• Raw records:
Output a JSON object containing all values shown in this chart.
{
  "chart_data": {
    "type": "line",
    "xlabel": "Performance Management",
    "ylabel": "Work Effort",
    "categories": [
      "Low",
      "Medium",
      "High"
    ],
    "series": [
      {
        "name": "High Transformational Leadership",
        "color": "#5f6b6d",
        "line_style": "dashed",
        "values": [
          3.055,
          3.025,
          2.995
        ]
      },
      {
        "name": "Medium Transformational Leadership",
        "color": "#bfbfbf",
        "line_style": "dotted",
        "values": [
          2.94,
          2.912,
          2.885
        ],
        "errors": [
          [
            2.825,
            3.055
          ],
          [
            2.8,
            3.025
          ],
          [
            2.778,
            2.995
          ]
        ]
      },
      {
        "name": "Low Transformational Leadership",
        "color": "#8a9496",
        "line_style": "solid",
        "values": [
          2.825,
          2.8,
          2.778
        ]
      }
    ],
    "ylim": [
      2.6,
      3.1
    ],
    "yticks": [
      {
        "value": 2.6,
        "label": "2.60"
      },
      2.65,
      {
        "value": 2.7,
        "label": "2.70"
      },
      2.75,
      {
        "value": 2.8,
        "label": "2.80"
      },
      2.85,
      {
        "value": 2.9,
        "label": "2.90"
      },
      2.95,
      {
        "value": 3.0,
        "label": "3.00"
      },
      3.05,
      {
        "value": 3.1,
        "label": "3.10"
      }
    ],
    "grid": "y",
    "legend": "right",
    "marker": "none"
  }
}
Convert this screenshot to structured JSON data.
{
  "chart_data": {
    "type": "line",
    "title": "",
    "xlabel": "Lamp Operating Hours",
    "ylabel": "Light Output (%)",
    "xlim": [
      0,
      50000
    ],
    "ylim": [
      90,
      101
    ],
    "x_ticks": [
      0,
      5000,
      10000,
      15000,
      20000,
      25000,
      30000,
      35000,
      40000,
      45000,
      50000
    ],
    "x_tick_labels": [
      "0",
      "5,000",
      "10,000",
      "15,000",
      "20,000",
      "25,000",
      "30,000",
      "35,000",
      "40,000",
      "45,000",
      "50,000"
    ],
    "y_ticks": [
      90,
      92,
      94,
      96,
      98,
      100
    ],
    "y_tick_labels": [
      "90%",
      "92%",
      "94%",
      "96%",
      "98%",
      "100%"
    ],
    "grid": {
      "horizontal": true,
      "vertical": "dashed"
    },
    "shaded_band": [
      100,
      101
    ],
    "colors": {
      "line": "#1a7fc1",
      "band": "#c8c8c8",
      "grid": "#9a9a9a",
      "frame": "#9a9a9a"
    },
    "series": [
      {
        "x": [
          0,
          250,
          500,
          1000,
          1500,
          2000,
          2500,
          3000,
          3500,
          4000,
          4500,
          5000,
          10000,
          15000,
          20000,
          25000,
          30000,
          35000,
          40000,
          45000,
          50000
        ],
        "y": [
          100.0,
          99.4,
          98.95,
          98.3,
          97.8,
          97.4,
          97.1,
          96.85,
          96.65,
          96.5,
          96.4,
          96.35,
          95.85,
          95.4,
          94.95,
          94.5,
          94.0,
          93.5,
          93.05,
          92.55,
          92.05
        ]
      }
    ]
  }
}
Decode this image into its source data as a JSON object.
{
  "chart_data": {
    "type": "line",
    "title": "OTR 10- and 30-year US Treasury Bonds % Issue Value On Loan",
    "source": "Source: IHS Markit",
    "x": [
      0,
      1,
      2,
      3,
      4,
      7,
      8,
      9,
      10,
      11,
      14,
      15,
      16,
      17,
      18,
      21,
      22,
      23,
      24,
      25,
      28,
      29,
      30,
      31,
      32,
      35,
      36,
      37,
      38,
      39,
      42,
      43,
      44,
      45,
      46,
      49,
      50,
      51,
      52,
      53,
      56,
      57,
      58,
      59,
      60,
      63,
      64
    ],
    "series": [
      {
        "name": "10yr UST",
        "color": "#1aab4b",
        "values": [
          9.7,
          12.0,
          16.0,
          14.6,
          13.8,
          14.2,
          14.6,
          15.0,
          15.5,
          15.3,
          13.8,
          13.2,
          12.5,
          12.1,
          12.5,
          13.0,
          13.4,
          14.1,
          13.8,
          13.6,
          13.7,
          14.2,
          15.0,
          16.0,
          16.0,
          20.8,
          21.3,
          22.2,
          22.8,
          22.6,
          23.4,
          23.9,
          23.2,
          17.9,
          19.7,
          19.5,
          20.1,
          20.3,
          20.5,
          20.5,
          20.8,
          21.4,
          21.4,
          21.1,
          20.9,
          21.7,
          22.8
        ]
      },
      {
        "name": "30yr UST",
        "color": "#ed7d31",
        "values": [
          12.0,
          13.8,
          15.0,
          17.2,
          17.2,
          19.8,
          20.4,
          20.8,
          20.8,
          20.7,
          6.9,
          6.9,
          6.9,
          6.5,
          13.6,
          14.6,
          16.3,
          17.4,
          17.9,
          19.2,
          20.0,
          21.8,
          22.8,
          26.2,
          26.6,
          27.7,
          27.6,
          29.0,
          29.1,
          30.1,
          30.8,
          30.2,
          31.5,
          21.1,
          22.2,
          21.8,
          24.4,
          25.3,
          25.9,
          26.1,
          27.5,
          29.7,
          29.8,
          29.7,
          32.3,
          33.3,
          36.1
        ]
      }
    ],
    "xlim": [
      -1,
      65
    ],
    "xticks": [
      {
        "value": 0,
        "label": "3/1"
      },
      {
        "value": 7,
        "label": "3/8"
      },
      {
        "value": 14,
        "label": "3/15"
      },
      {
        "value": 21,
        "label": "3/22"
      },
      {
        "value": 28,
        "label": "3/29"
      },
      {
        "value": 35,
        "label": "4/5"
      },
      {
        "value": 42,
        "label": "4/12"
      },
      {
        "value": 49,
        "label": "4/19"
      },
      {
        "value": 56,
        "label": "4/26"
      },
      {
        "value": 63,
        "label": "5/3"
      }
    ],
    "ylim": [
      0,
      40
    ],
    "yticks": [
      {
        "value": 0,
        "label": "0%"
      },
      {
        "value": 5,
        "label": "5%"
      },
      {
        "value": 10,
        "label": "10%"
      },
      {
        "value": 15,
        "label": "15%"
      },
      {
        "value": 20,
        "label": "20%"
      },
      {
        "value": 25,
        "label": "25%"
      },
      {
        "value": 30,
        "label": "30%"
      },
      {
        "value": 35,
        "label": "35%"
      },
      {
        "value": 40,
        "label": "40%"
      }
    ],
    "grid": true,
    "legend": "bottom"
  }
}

• Stated exercise:
Repeat the records above exactly as they appear.

• Exercise solution:
Output a JSON object containing all values shown in this chart.
{
  "chart_data": {
    "type": "line",
    "xlabel": "Performance Management",
    "ylabel": "Work Effort",
    "categories": [
      "Low",
      "Medium",
      "High"
    ],
    "series": [
      {
        "name": "High Transformational Leadership",
        "color": "#5f6b6d",
        "line_style": "dashed",
        "values": [
          3.055,
          3.025,
          2.995
        ]
      },
      {
        "name": "Medium Transformational Leadership",
        "color": "#bfbfbf",
        "line_style": "dotted",
        "values": [
          2.94,
          2.912,
          2.885
        ],
        "errors": [
          [
            2.825,
            3.055
          ],
          [
            2.8,
            3.025
          ],
          [
            2.778,
            2.995
          ]
        ]
      },
      {
        "name": "Low Transformational Leadership",
        "color": "#8a9496",
        "line_style": "solid",
        "values": [
          2.825,
          2.8,
          2.778
        ]
      }
    ],
    "ylim": [
      2.6,
      3.1
    ],
    "yticks": [
      {
        "value": 2.6,
        "label": "2.60"
      },
      2.65,
      {
        "value": 2.7,
        "label": "2.70"
      },
      2.75,
      {
        "value": 2.8,
        "label": "2.80"
      },
      2.85,
      {
        "value": 2.9,
        "label": "2.90"
      },
      2.95,
      {
        "value": 3.0,
        "label": "3.00"
      },
      3.05,
      {
        "value": 3.1,
        "label": "3.10"
      }
    ],
    "grid": "y",
    "legend": "right",
    "marker": "none"
  }
}
Convert this screenshot to structured JSON data.
{
  "chart_data": {
    "type": "line",
    "title": "",
    "xlabel": "Lamp Operating Hours",
    "ylabel": "Light Output (%)",
    "xlim": [
      0,
      50000
    ],
    "ylim": [
      90,
      101
    ],
    "x_ticks": [
      0,
      5000,
      10000,
      15000,
      20000,
      25000,
      30000,
      35000,
      40000,
      45000,
      50000
    ],
    "x_tick_labels": [
      "0",
      "5,000",
      "10,000",
      "15,000",
      "20,000",
      "25,000",
      "30,000",
      "35,000",
      "40,000",
      "45,000",
      "50,000"
    ],
    "y_ticks": [
      90,
      92,
      94,
      96,
      98,
      100
    ],
    "y_tick_labels": [
      "90%",
      "92%",
      "94%",
      "96%",
      "98%",
      "100%"
    ],
    "grid": {
      "horizontal": true,
      "vertical": "dashed"
    },
    "shaded_band": [
      100,
      101
    ],
    "colors": {
      "line": "#1a7fc1",
      "band": "#c8c8c8",
      "grid": "#9a9a9a",
      "frame": "#9a9a9a"
    },
    "series": [
      {
        "x": [
          0,
          250,
          500,
          1000,
          1500,
          2000,
          2500,
          3000,
          3500,
          4000,
          4500,
          5000,
          10000,
          15000,
          20000,
          25000,
          30000,
          35000,
          40000,
          45000,
          50000
        ],
        "y": [
          100.0,
          99.4,
          98.95,
          98.3,
          97.8,
          97.4,
          97.1,
          96.85,
          96.65,
          96.5,
          96.4,
          96.35,
          95.85,
          95.4,
          94.95,
          94.5,
          94.0,
          93.5,
          93.05,
          92.55,
          92.05
        ]
      }
    ]
  }
}
Decode this image into its source data as a JSON object.
{
  "chart_data": {
    "type": "line",
    "title": "OTR 10- and 30-year US Treasury Bonds % Issue Value On Loan",
    "source": "Source: IHS Markit",
    "x": [
      0,
      1,
      2,
      3,
      4,
      7,
      8,
      9,
      10,
      11,
      14,
      15,
      16,
      17,
      18,
      21,
      22,
      23,
      24,
      25,
      28,
      29,
      30,
      31,
      32,
      35,
      36,
      37,
      38,
      39,
      42,
      43,
      44,
      45,
      46,
      49,
      50,
      51,
      52,
      53,
      56,
      57,
      58,
      59,
      60,
      63,
      64
    ],
    "series": [
      {
        "name": "10yr UST",
        "color": "#1aab4b",
        "values": [
          9.7,
          12.0,
          16.0,
          14.6,
          13.8,
          14.2,
          14.6,
          15.0,
          15.5,
          15.3,
          13.8,
          13.2,
          12.5,
          12.1,
          12.5,
          13.0,
          13.4,
          14.1,
          13.8,
          13.6,
          13.7,
          14.2,
          15.0,
          16.0,
          16.0,
          20.8,
          21.3,
          22.2,
          22.8,
          22.6,
          23.4,
          23.9,
          23.2,
          17.9,
          19.7,
          19.5,
          20.1,
          20.3,
          20.5,
          20.5,
          20.8,
          21.4,
          21.4,
          21.1,
          20.9,
          21.7,
          22.8
        ]
      },
      {
        "name": "30yr UST",
        "color": "#ed7d31",
        "values": [
          12.0,
          13.8,
          15.0,
          17.2,
          17.2,
          19.8,
          20.4,
          20.8,
          20.8,
          20.7,
          6.9,
          6.9,
          6.9,
          6.5,
          13.6,
          14.6,
          16.3,
          17.4,
          17.9,
          19.2,
          20.0,
          21.8,
          22.8,
          26.2,
          26.6,
          27.7,
          27.6,
          29.0,
          29.1,
          30.1,
          30.8,
          30.2,
          31.5,
          21.1,
          22.2,
          21.8,
          24.4,
          25.3,
          25.9,
          26.1,
          27.5,
          29.7,
          29.8,
          29.7,
          32.3,
          33.3,
          36.1
        ]
      }
    ],
    "xlim": [
      -1,
      65
    ],
    "xticks": [
      {
        "value": 0,
        "label": "3/1"
      },
      {
        "value": 7,
        "label": "3/8"
      },
      {
        "value": 14,
        "label": "3/15"
      },
      {
        "value": 21,
        "label": "3/22"
      },
      {
        "value": 28,
        "label": "3/29"
      },
      {
        "value": 35,
        "label": "4/5"
      },
      {
        "value": 42,
        "label": "4/12"
      },
      {
        "value": 49,
        "label": "4/19"
      },
      {
        "value": 56,
        "label": "4/26"
      },
      {
        "value": 63,
        "label": "5/3"
      }
    ],
    "ylim": [
      0,
      40
    ],
    "yticks": [
      {
        "value": 0,
        "label": "0%"
      },
      {
        "value": 5,
        "label": "5%"
      },
      {
        "value": 10,
        "label": "10%"
      },
      {
        "value": 15,
        "label": "15%"
      },
      {
        "value": 20,
        "label": "20%"
      },
      {
        "value": 25,
        "label": "25%"
      },
      {
        "value": 30,
        "label": "30%"
      },
      {
        "value": 35,
        "label": "35%"
      },
      {
        "value": 40,
        "label": "40%"
      }
    ],
    "grid": true,
    "legend": "bottom"
  }
}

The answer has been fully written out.